──────── DATA ENTRIES ────────

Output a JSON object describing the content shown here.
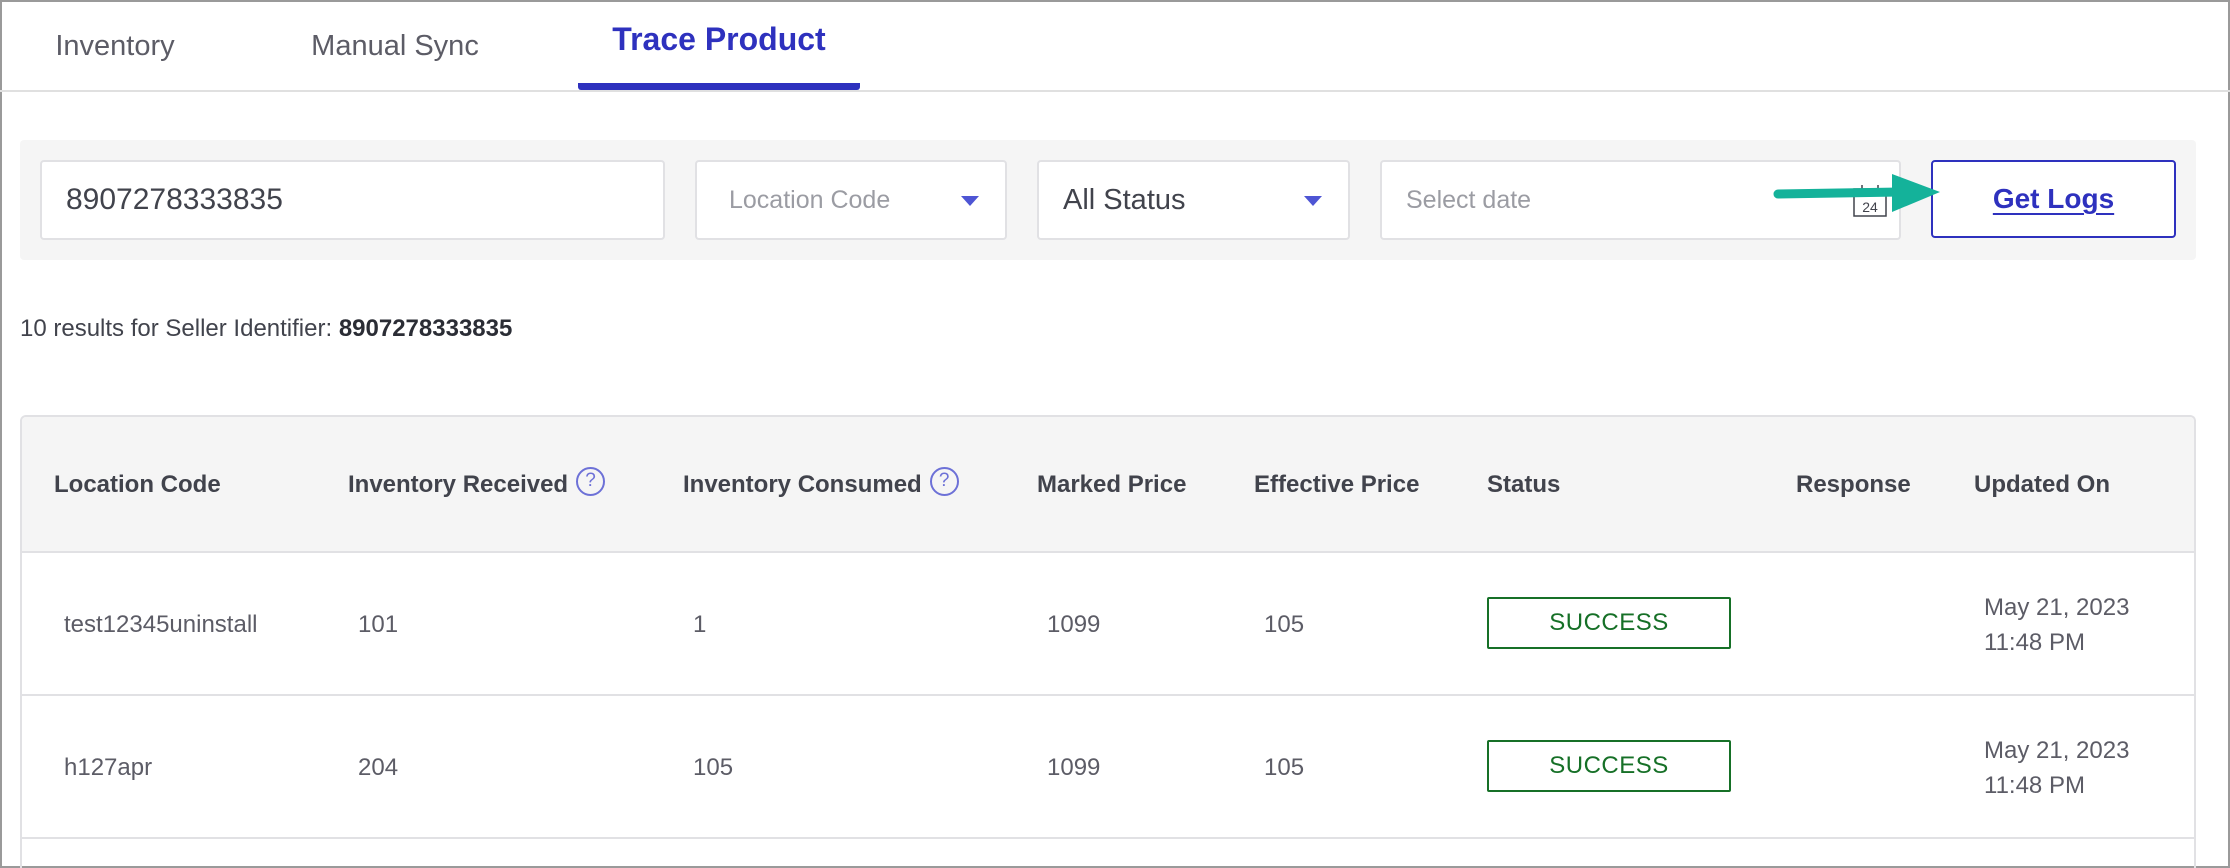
{
  "tabs": [
    {
      "label": "Inventory",
      "active": false
    },
    {
      "label": "Manual Sync",
      "active": false
    },
    {
      "label": "Trace Product",
      "active": true
    }
  ],
  "filters": {
    "search_value": "8907278333835",
    "location_placeholder": "Location Code",
    "status_value": "All Status",
    "date_placeholder": "Select date",
    "calendar_day": "24",
    "get_logs_label": "Get Logs"
  },
  "results": {
    "prefix": "10 results for Seller Identifier:",
    "identifier": "8907278333835"
  },
  "table": {
    "headers": {
      "location_code": "Location Code",
      "inventory_received": "Inventory Received",
      "inventory_consumed": "Inventory Consumed",
      "marked_price": "Marked Price",
      "effective_price": "Effective Price",
      "status": "Status",
      "response": "Response",
      "updated_on": "Updated On"
    },
    "help_glyph": "?",
    "rows": [
      {
        "location_code": "test12345uninstall",
        "inventory_received": "101",
        "inventory_consumed": "1",
        "marked_price": "1099",
        "effective_price": "105",
        "status": "SUCCESS",
        "response": "",
        "updated_date": "May 21, 2023",
        "updated_time": "11:48 PM"
      },
      {
        "location_code": "h127apr",
        "inventory_received": "204",
        "inventory_consumed": "105",
        "marked_price": "1099",
        "effective_price": "105",
        "status": "SUCCESS",
        "response": "",
        "updated_date": "May 21, 2023",
        "updated_time": "11:48 PM"
      }
    ]
  },
  "colors": {
    "accent": "#2e31be",
    "success": "#167027",
    "annotation_arrow": "#14b29a"
  }
}
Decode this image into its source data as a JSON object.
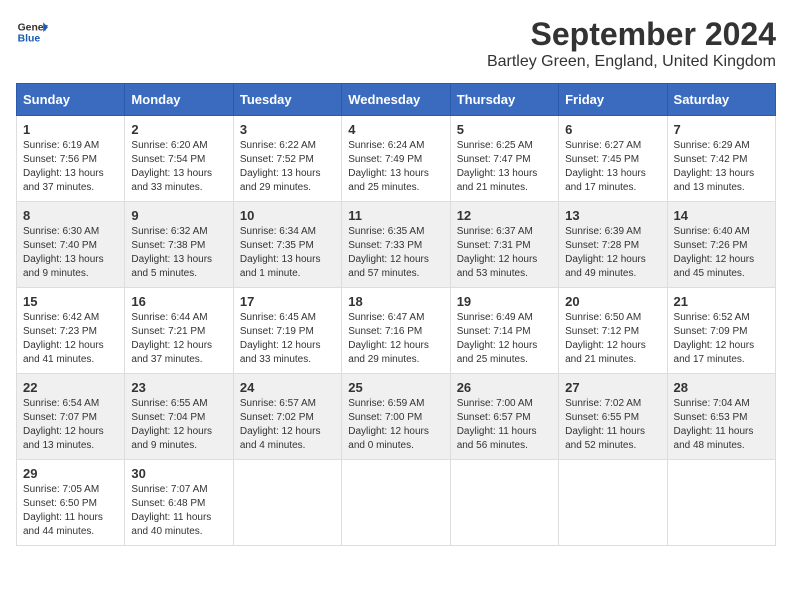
{
  "header": {
    "logo_line1": "General",
    "logo_line2": "Blue",
    "title": "September 2024",
    "subtitle": "Bartley Green, England, United Kingdom"
  },
  "calendar": {
    "days_of_week": [
      "Sunday",
      "Monday",
      "Tuesday",
      "Wednesday",
      "Thursday",
      "Friday",
      "Saturday"
    ],
    "weeks": [
      [
        {
          "day": "1",
          "sunrise": "Sunrise: 6:19 AM",
          "sunset": "Sunset: 7:56 PM",
          "daylight": "Daylight: 13 hours and 37 minutes."
        },
        {
          "day": "2",
          "sunrise": "Sunrise: 6:20 AM",
          "sunset": "Sunset: 7:54 PM",
          "daylight": "Daylight: 13 hours and 33 minutes."
        },
        {
          "day": "3",
          "sunrise": "Sunrise: 6:22 AM",
          "sunset": "Sunset: 7:52 PM",
          "daylight": "Daylight: 13 hours and 29 minutes."
        },
        {
          "day": "4",
          "sunrise": "Sunrise: 6:24 AM",
          "sunset": "Sunset: 7:49 PM",
          "daylight": "Daylight: 13 hours and 25 minutes."
        },
        {
          "day": "5",
          "sunrise": "Sunrise: 6:25 AM",
          "sunset": "Sunset: 7:47 PM",
          "daylight": "Daylight: 13 hours and 21 minutes."
        },
        {
          "day": "6",
          "sunrise": "Sunrise: 6:27 AM",
          "sunset": "Sunset: 7:45 PM",
          "daylight": "Daylight: 13 hours and 17 minutes."
        },
        {
          "day": "7",
          "sunrise": "Sunrise: 6:29 AM",
          "sunset": "Sunset: 7:42 PM",
          "daylight": "Daylight: 13 hours and 13 minutes."
        }
      ],
      [
        {
          "day": "8",
          "sunrise": "Sunrise: 6:30 AM",
          "sunset": "Sunset: 7:40 PM",
          "daylight": "Daylight: 13 hours and 9 minutes."
        },
        {
          "day": "9",
          "sunrise": "Sunrise: 6:32 AM",
          "sunset": "Sunset: 7:38 PM",
          "daylight": "Daylight: 13 hours and 5 minutes."
        },
        {
          "day": "10",
          "sunrise": "Sunrise: 6:34 AM",
          "sunset": "Sunset: 7:35 PM",
          "daylight": "Daylight: 13 hours and 1 minute."
        },
        {
          "day": "11",
          "sunrise": "Sunrise: 6:35 AM",
          "sunset": "Sunset: 7:33 PM",
          "daylight": "Daylight: 12 hours and 57 minutes."
        },
        {
          "day": "12",
          "sunrise": "Sunrise: 6:37 AM",
          "sunset": "Sunset: 7:31 PM",
          "daylight": "Daylight: 12 hours and 53 minutes."
        },
        {
          "day": "13",
          "sunrise": "Sunrise: 6:39 AM",
          "sunset": "Sunset: 7:28 PM",
          "daylight": "Daylight: 12 hours and 49 minutes."
        },
        {
          "day": "14",
          "sunrise": "Sunrise: 6:40 AM",
          "sunset": "Sunset: 7:26 PM",
          "daylight": "Daylight: 12 hours and 45 minutes."
        }
      ],
      [
        {
          "day": "15",
          "sunrise": "Sunrise: 6:42 AM",
          "sunset": "Sunset: 7:23 PM",
          "daylight": "Daylight: 12 hours and 41 minutes."
        },
        {
          "day": "16",
          "sunrise": "Sunrise: 6:44 AM",
          "sunset": "Sunset: 7:21 PM",
          "daylight": "Daylight: 12 hours and 37 minutes."
        },
        {
          "day": "17",
          "sunrise": "Sunrise: 6:45 AM",
          "sunset": "Sunset: 7:19 PM",
          "daylight": "Daylight: 12 hours and 33 minutes."
        },
        {
          "day": "18",
          "sunrise": "Sunrise: 6:47 AM",
          "sunset": "Sunset: 7:16 PM",
          "daylight": "Daylight: 12 hours and 29 minutes."
        },
        {
          "day": "19",
          "sunrise": "Sunrise: 6:49 AM",
          "sunset": "Sunset: 7:14 PM",
          "daylight": "Daylight: 12 hours and 25 minutes."
        },
        {
          "day": "20",
          "sunrise": "Sunrise: 6:50 AM",
          "sunset": "Sunset: 7:12 PM",
          "daylight": "Daylight: 12 hours and 21 minutes."
        },
        {
          "day": "21",
          "sunrise": "Sunrise: 6:52 AM",
          "sunset": "Sunset: 7:09 PM",
          "daylight": "Daylight: 12 hours and 17 minutes."
        }
      ],
      [
        {
          "day": "22",
          "sunrise": "Sunrise: 6:54 AM",
          "sunset": "Sunset: 7:07 PM",
          "daylight": "Daylight: 12 hours and 13 minutes."
        },
        {
          "day": "23",
          "sunrise": "Sunrise: 6:55 AM",
          "sunset": "Sunset: 7:04 PM",
          "daylight": "Daylight: 12 hours and 9 minutes."
        },
        {
          "day": "24",
          "sunrise": "Sunrise: 6:57 AM",
          "sunset": "Sunset: 7:02 PM",
          "daylight": "Daylight: 12 hours and 4 minutes."
        },
        {
          "day": "25",
          "sunrise": "Sunrise: 6:59 AM",
          "sunset": "Sunset: 7:00 PM",
          "daylight": "Daylight: 12 hours and 0 minutes."
        },
        {
          "day": "26",
          "sunrise": "Sunrise: 7:00 AM",
          "sunset": "Sunset: 6:57 PM",
          "daylight": "Daylight: 11 hours and 56 minutes."
        },
        {
          "day": "27",
          "sunrise": "Sunrise: 7:02 AM",
          "sunset": "Sunset: 6:55 PM",
          "daylight": "Daylight: 11 hours and 52 minutes."
        },
        {
          "day": "28",
          "sunrise": "Sunrise: 7:04 AM",
          "sunset": "Sunset: 6:53 PM",
          "daylight": "Daylight: 11 hours and 48 minutes."
        }
      ],
      [
        {
          "day": "29",
          "sunrise": "Sunrise: 7:05 AM",
          "sunset": "Sunset: 6:50 PM",
          "daylight": "Daylight: 11 hours and 44 minutes."
        },
        {
          "day": "30",
          "sunrise": "Sunrise: 7:07 AM",
          "sunset": "Sunset: 6:48 PM",
          "daylight": "Daylight: 11 hours and 40 minutes."
        },
        null,
        null,
        null,
        null,
        null
      ]
    ]
  }
}
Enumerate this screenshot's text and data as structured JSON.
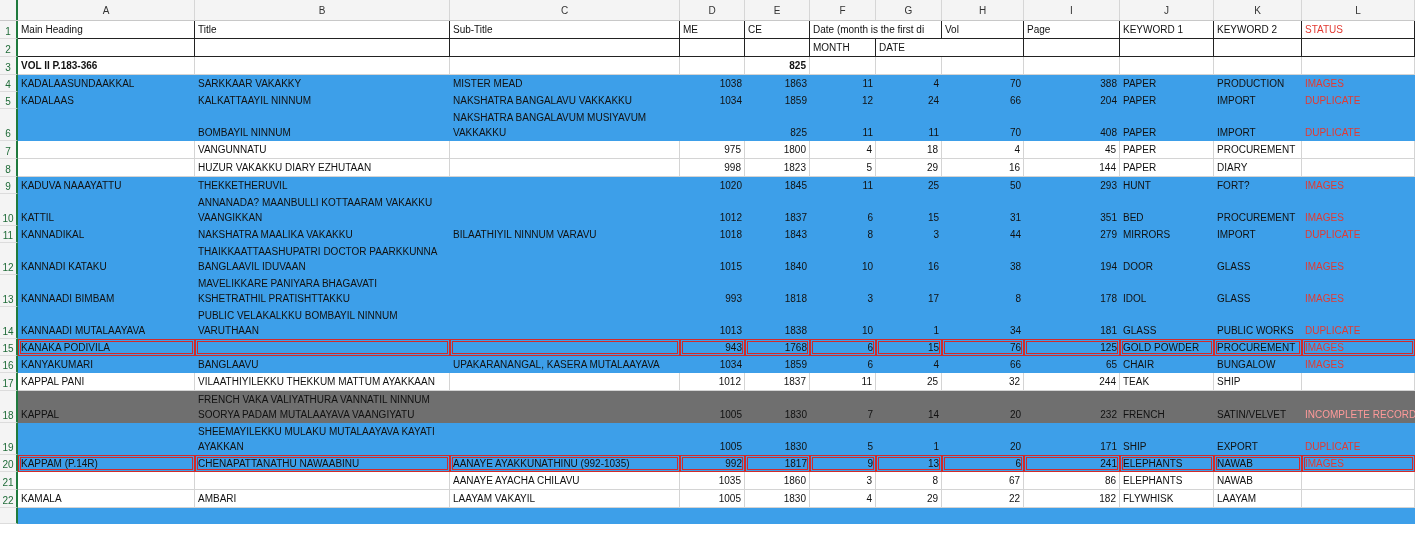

────────

- _EXERCISE DETAILS_
Repeat the records above verbatim, with no pictures in the result.

- _RESPONSE FOR THIS EXERCISE_
Output a JSON object describing the content shown here.
{
  "tabs": [
    {
      "label": "Inventory",
      "active": false
    },
    {
      "label": "Manual Sync",
      "active": false
    },
    {
      "label": "Trace Product",
      "active": true
    }
  ],
  "filters": {
    "search_value": "8907278333835",
    "location_placeholder": "Location Code",
    "status_value": "All Status",
    "date_placeholder": "Select date",
    "calendar_day": "24",
    "get_logs_label": "Get Logs"
  },
  "results": {
    "prefix": "10 results for Seller Identifier:",
    "identifier": "8907278333835"
  },
  "table": {
    "headers": {
      "location_code": "Location Code",
      "inventory_received": "Inventory Received",
      "inventory_consumed": "Inventory Consumed",
      "marked_price": "Marked Price",
      "effective_price": "Effective Price",
      "status": "Status",
      "response": "Response",
      "updated_on": "Updated On"
    },
    "help_glyph": "?",
    "rows": [
      {
        "location_code": "test12345uninstall",
        "inventory_received": "101",
        "inventory_consumed": "1",
        "marked_price": "1099",
        "effective_price": "105",
        "status": "SUCCESS",
        "response": "",
        "updated_date": "May 21, 2023",
        "updated_time": "11:48 PM"
      },
      {
        "location_code": "h127apr",
        "inventory_received": "204",
        "inventory_consumed": "105",
        "marked_price": "1099",
        "effective_price": "105",
        "status": "SUCCESS",
        "response": "",
        "updated_date": "May 21, 2023",
        "updated_time": "11:48 PM"
      }
    ]
  },
  "colors": {
    "accent": "#2e31be",
    "success": "#167027",
    "annotation_arrow": "#14b29a"
  }
}
Decode this image into its source data as a JSON object.
{
  "header": {
    "logo_line1": "General",
    "logo_line2": "Blue",
    "title": "September 2024",
    "subtitle": "Bartley Green, England, United Kingdom"
  },
  "calendar": {
    "days_of_week": [
      "Sunday",
      "Monday",
      "Tuesday",
      "Wednesday",
      "Thursday",
      "Friday",
      "Saturday"
    ],
    "weeks": [
      [
        {
          "day": "1",
          "sunrise": "Sunrise: 6:19 AM",
          "sunset": "Sunset: 7:56 PM",
          "daylight": "Daylight: 13 hours and 37 minutes."
        },
        {
          "day": "2",
          "sunrise": "Sunrise: 6:20 AM",
          "sunset": "Sunset: 7:54 PM",
          "daylight": "Daylight: 13 hours and 33 minutes."
        },
        {
          "day": "3",
          "sunrise": "Sunrise: 6:22 AM",
          "sunset": "Sunset: 7:52 PM",
          "daylight": "Daylight: 13 hours and 29 minutes."
        },
        {
          "day": "4",
          "sunrise": "Sunrise: 6:24 AM",
          "sunset": "Sunset: 7:49 PM",
          "daylight": "Daylight: 13 hours and 25 minutes."
        },
        {
          "day": "5",
          "sunrise": "Sunrise: 6:25 AM",
          "sunset": "Sunset: 7:47 PM",
          "daylight": "Daylight: 13 hours and 21 minutes."
        },
        {
          "day": "6",
          "sunrise": "Sunrise: 6:27 AM",
          "sunset": "Sunset: 7:45 PM",
          "daylight": "Daylight: 13 hours and 17 minutes."
        },
        {
          "day": "7",
          "sunrise": "Sunrise: 6:29 AM",
          "sunset": "Sunset: 7:42 PM",
          "daylight": "Daylight: 13 hours and 13 minutes."
        }
      ],
      [
        {
          "day": "8",
          "sunrise": "Sunrise: 6:30 AM",
          "sunset": "Sunset: 7:40 PM",
          "daylight": "Daylight: 13 hours and 9 minutes."
        },
        {
          "day": "9",
          "sunrise": "Sunrise: 6:32 AM",
          "sunset": "Sunset: 7:38 PM",
          "daylight": "Daylight: 13 hours and 5 minutes."
        },
        {
          "day": "10",
          "sunrise": "Sunrise: 6:34 AM",
          "sunset": "Sunset: 7:35 PM",
          "daylight": "Daylight: 13 hours and 1 minute."
        },
        {
          "day": "11",
          "sunrise": "Sunrise: 6:35 AM",
          "sunset": "Sunset: 7:33 PM",
          "daylight": "Daylight: 12 hours and 57 minutes."
        },
        {
          "day": "12",
          "sunrise": "Sunrise: 6:37 AM",
          "sunset": "Sunset: 7:31 PM",
          "daylight": "Daylight: 12 hours and 53 minutes."
        },
        {
          "day": "13",
          "sunrise": "Sunrise: 6:39 AM",
          "sunset": "Sunset: 7:28 PM",
          "daylight": "Daylight: 12 hours and 49 minutes."
        },
        {
          "day": "14",
          "sunrise": "Sunrise: 6:40 AM",
          "sunset": "Sunset: 7:26 PM",
          "daylight": "Daylight: 12 hours and 45 minutes."
        }
      ],
      [
        {
          "day": "15",
          "sunrise": "Sunrise: 6:42 AM",
          "sunset": "Sunset: 7:23 PM",
          "daylight": "Daylight: 12 hours and 41 minutes."
        },
        {
          "day": "16",
          "sunrise": "Sunrise: 6:44 AM",
          "sunset": "Sunset: 7:21 PM",
          "daylight": "Daylight: 12 hours and 37 minutes."
        },
        {
          "day": "17",
          "sunrise": "Sunrise: 6:45 AM",
          "sunset": "Sunset: 7:19 PM",
          "daylight": "Daylight: 12 hours and 33 minutes."
        },
        {
          "day": "18",
          "sunrise": "Sunrise: 6:47 AM",
          "sunset": "Sunset: 7:16 PM",
          "daylight": "Daylight: 12 hours and 29 minutes."
        },
        {
          "day": "19",
          "sunrise": "Sunrise: 6:49 AM",
          "sunset": "Sunset: 7:14 PM",
          "daylight": "Daylight: 12 hours and 25 minutes."
        },
        {
          "day": "20",
          "sunrise": "Sunrise: 6:50 AM",
          "sunset": "Sunset: 7:12 PM",
          "daylight": "Daylight: 12 hours and 21 minutes."
        },
        {
          "day": "21",
          "sunrise": "Sunrise: 6:52 AM",
          "sunset": "Sunset: 7:09 PM",
          "daylight": "Daylight: 12 hours and 17 minutes."
        }
      ],
      [
        {
          "day": "22",
          "sunrise": "Sunrise: 6:54 AM",
          "sunset": "Sunset: 7:07 PM",
          "daylight": "Daylight: 12 hours and 13 minutes."
        },
        {
          "day": "23",
          "sunrise": "Sunrise: 6:55 AM",
          "sunset": "Sunset: 7:04 PM",
          "daylight": "Daylight: 12 hours and 9 minutes."
        },
        {
          "day": "24",
          "sunrise": "Sunrise: 6:57 AM",
          "sunset": "Sunset: 7:02 PM",
          "daylight": "Daylight: 12 hours and 4 minutes."
        },
        {
          "day": "25",
          "sunrise": "Sunrise: 6:59 AM",
          "sunset": "Sunset: 7:00 PM",
          "daylight": "Daylight: 12 hours and 0 minutes."
        },
        {
          "day": "26",
          "sunrise": "Sunrise: 7:00 AM",
          "sunset": "Sunset: 6:57 PM",
          "daylight": "Daylight: 11 hours and 56 minutes."
        },
        {
          "day": "27",
          "sunrise": "Sunrise: 7:02 AM",
          "sunset": "Sunset: 6:55 PM",
          "daylight": "Daylight: 11 hours and 52 minutes."
        },
        {
          "day": "28",
          "sunrise": "Sunrise: 7:04 AM",
          "sunset": "Sunset: 6:53 PM",
          "daylight": "Daylight: 11 hours and 48 minutes."
        }
      ],
      [
        {
          "day": "29",
          "sunrise": "Sunrise: 7:05 AM",
          "sunset": "Sunset: 6:50 PM",
          "daylight": "Daylight: 11 hours and 44 minutes."
        },
        {
          "day": "30",
          "sunrise": "Sunrise: 7:07 AM",
          "sunset": "Sunset: 6:48 PM",
          "daylight": "Daylight: 11 hours and 40 minutes."
        },
        null,
        null,
        null,
        null,
        null
      ]
    ]
  }
}
Enumerate this screenshot's text and data as structured JSON.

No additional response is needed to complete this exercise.